**Direction**
In the records below, find each line with the word "band" and copy it.

**Materials provided**
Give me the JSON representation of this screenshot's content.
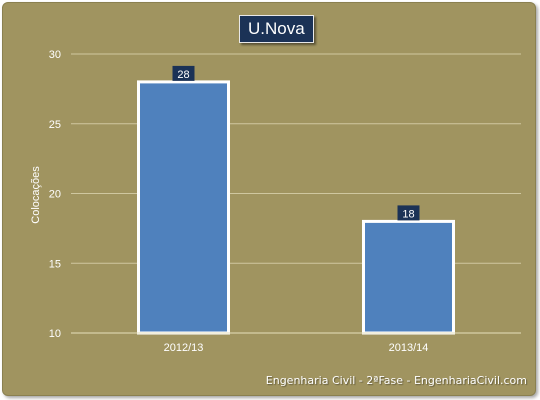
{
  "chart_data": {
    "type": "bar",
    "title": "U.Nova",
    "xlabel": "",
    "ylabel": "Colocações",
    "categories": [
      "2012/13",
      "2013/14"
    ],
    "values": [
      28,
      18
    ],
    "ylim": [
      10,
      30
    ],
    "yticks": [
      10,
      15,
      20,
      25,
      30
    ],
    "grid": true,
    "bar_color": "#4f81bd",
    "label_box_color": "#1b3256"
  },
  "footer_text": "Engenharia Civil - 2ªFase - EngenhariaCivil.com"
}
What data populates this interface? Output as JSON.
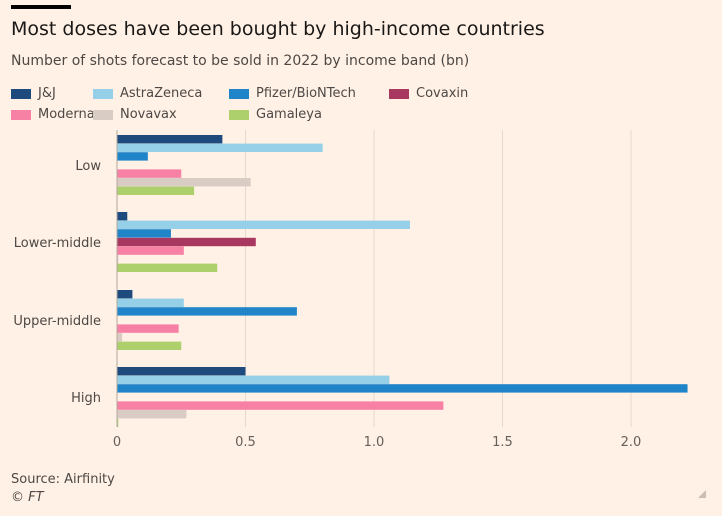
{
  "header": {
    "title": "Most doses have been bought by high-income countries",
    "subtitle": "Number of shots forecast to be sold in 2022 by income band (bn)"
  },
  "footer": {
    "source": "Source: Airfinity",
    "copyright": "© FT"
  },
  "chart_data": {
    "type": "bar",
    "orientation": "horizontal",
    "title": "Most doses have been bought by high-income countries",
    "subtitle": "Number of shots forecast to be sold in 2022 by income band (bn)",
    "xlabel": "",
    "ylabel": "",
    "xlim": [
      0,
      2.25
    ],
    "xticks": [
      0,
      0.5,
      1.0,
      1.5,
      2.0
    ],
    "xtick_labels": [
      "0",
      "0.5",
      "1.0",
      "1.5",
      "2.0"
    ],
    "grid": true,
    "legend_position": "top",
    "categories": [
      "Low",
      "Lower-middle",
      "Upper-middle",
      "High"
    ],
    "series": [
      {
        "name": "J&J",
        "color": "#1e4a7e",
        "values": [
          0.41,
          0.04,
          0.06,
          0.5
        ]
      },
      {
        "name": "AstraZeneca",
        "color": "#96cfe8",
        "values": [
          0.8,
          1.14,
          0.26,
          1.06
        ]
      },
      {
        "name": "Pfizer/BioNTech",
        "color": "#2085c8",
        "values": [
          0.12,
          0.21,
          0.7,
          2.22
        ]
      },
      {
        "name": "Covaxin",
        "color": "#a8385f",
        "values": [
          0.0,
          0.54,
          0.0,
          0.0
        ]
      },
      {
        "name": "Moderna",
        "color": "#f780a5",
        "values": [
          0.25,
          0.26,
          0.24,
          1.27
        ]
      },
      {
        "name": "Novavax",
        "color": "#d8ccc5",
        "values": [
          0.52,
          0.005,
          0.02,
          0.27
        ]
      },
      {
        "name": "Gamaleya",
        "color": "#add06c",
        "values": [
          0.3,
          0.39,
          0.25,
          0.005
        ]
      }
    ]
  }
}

* * *

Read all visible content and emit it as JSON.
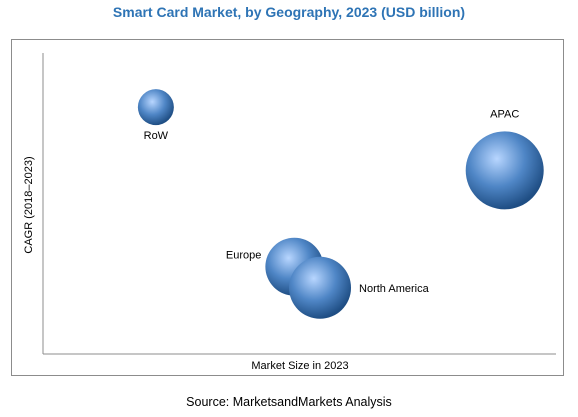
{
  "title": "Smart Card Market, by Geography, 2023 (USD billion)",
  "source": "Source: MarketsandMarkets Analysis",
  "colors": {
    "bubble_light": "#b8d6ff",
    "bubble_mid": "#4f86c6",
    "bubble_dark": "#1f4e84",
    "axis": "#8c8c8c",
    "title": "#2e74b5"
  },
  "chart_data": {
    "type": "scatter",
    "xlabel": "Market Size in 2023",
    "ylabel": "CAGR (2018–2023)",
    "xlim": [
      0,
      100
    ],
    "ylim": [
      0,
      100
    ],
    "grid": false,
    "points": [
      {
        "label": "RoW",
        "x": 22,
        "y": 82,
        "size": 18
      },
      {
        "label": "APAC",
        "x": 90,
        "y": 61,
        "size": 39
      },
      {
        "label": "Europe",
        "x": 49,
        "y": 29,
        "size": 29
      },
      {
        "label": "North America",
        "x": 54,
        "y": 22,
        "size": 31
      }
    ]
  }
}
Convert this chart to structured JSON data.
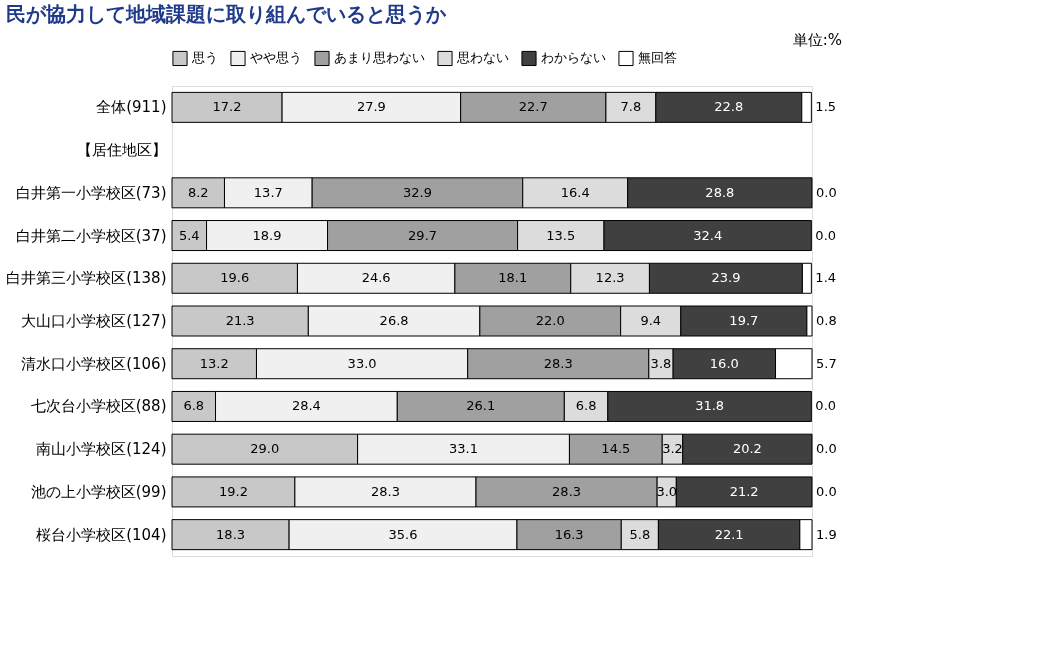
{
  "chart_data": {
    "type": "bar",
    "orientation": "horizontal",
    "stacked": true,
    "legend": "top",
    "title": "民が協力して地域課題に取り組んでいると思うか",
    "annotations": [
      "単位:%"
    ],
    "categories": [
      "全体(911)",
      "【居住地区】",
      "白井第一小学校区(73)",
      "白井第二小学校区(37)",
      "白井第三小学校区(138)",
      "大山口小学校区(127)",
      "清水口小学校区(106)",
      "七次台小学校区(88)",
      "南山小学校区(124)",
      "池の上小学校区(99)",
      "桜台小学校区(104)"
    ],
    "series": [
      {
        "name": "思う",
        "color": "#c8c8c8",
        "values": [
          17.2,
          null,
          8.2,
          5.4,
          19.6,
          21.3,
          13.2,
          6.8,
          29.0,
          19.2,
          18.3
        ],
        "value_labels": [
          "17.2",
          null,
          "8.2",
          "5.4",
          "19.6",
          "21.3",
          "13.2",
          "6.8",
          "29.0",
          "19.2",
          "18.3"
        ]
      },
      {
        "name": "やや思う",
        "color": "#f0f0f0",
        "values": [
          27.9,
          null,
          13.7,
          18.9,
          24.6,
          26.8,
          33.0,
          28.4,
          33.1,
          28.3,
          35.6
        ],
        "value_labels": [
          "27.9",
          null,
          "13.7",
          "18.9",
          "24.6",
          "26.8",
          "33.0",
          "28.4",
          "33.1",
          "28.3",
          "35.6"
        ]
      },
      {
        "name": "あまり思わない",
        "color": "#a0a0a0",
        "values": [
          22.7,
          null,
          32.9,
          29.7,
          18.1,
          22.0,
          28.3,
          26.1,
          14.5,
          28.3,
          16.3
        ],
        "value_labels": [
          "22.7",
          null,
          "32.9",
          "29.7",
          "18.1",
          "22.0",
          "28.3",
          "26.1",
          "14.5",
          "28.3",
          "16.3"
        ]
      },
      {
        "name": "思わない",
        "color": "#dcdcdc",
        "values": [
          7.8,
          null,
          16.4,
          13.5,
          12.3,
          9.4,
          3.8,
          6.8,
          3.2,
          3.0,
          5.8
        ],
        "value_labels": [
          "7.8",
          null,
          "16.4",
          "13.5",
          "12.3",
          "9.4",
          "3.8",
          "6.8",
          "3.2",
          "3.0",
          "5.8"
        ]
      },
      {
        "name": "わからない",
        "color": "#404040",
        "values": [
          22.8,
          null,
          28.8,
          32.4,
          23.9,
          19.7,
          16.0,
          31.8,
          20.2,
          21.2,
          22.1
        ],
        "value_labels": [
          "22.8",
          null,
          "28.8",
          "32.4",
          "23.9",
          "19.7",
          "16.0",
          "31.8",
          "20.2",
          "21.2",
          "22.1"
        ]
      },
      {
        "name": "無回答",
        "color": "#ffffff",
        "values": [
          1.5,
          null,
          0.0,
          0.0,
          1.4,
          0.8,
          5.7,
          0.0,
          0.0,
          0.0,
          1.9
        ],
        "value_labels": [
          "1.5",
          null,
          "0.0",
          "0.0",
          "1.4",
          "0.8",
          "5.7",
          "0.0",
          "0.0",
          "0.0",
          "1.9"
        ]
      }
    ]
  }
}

**Response for this exercise**
    "subtitle": "Number of shots forecast to be sold in 2022 by income band (bn)"
    "subtitle": "Number of shots forecast to be sold in 2022 by income band (bn)",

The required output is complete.